THE PROBLEM ->
According to the news article on Stadio's share price, how many students had the group enrolled by May 1, 2020?

PAGE EXTRACT ->
--

Private higher education group Stadio’s share jumped by almost a third on Wednesday, after it reported that student enrolments so far in 2020 had outperformed expectations.

While  51 students had dropped out because of Covid-19, the group gave an upbeat assessment of the performance of its accounting educator CA Connect, which it acquired in 2018 for R32.3m.

The group, whose brands include Milpark Education, the Southern Business School and Afda, said by May 1 2020 it had enrolled 31,047 students, reflecting a 10% increase over first-semester enrolments in the same month in 2019.

Collection of student fees over this period increased by 6% compared to May 2019, the group said.

Stadio was unbundled from Curro and listed separately in October 2017, but has not been immune to Covid-19, saying on Wednesday it had resolved to delay the construction of its new multi-faculty Stadio Centurion campus. This was intended to open in 2021, but is now expected to open in 2022.

Unlike Curro, which recently announced a R1.5bn capital raise, Stadio said on Wednesday it did not foresee a need to raise capital.

“Furthermore, the Covid -19 pandemic has created a shift in the perception and attractiveness of distance/remote learning and, coupled with the attractive price point of the distance learning offerings, has provided an opportunity for Stadio, which currently has approximately 25,000 distance learning students, to actively pursue further growth opportunities,” the group said.

The group also expects a more than 100% fall in headline earnings per share (heps) in its six months to end-June, partially due to writedowns of existing brands as it shifts to a single brand under the name of Stadio. This will result in writedowns of R60m.

The group is also facing additional acquisition costs related to its purchase of CA Connect. The acquisition had conditions related to profit targets, though the group did not go into detail and enrolments have been better than expected.

Core heps, which adjusts for items management feels distort underlying performance, is expected to rise by between 4% and 24%, the group said.

--

DATASET EXCERPTS ->
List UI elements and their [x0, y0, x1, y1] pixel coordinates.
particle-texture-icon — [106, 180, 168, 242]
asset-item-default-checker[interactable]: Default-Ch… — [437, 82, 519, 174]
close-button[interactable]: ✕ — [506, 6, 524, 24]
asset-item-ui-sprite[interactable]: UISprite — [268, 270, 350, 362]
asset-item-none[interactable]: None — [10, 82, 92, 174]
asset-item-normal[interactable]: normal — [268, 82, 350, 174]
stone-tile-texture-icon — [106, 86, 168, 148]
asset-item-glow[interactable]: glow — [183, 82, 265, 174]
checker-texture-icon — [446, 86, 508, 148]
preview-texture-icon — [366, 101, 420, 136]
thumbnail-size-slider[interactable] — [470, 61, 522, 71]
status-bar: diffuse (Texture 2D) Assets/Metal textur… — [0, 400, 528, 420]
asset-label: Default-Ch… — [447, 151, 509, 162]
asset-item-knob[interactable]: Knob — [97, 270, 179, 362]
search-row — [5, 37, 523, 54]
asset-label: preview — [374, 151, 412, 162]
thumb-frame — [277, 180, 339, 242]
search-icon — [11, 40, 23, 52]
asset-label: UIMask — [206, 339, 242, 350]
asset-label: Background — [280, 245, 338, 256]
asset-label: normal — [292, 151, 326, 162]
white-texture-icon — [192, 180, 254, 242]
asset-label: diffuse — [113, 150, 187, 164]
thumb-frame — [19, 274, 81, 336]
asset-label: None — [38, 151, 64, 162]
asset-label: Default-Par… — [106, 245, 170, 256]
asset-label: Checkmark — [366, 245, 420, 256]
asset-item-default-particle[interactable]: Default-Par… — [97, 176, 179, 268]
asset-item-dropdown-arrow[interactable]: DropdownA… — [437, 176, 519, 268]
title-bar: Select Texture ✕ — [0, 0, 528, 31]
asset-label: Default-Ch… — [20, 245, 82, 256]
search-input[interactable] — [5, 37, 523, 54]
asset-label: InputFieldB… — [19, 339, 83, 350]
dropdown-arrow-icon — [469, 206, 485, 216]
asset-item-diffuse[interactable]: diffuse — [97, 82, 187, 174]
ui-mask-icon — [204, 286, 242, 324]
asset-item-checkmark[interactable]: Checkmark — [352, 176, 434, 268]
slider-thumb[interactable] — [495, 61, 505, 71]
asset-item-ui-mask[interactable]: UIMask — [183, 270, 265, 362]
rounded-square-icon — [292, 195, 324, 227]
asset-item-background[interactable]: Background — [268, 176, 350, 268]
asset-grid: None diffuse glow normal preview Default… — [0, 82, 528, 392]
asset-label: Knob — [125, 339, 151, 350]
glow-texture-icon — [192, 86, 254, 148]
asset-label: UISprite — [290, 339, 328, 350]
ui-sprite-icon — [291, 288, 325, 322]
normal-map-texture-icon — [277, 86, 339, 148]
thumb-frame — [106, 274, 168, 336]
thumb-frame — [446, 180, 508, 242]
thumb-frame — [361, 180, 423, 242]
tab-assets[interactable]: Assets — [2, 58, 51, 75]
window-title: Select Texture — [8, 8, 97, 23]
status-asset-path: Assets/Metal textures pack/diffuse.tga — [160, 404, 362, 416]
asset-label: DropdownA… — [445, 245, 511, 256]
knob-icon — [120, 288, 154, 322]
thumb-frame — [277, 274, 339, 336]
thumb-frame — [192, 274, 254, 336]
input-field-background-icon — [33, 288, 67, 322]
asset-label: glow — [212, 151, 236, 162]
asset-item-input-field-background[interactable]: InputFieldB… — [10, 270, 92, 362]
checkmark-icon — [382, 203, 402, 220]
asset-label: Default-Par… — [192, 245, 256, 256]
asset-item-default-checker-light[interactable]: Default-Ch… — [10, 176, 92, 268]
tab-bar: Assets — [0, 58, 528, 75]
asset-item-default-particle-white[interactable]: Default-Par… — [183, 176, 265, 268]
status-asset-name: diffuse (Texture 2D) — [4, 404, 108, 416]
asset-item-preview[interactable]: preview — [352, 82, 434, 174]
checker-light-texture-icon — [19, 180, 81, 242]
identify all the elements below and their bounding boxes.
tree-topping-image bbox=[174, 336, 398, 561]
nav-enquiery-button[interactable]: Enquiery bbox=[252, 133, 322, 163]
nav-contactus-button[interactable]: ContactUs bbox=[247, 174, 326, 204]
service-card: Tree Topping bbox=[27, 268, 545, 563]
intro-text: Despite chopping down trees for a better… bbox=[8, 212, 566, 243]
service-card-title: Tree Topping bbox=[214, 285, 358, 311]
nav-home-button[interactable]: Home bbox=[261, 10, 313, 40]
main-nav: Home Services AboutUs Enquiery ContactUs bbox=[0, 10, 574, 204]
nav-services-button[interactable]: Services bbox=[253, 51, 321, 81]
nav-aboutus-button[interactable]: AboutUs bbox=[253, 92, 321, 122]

--

ANSWER TO THE EXERCISE ->
31,047 students.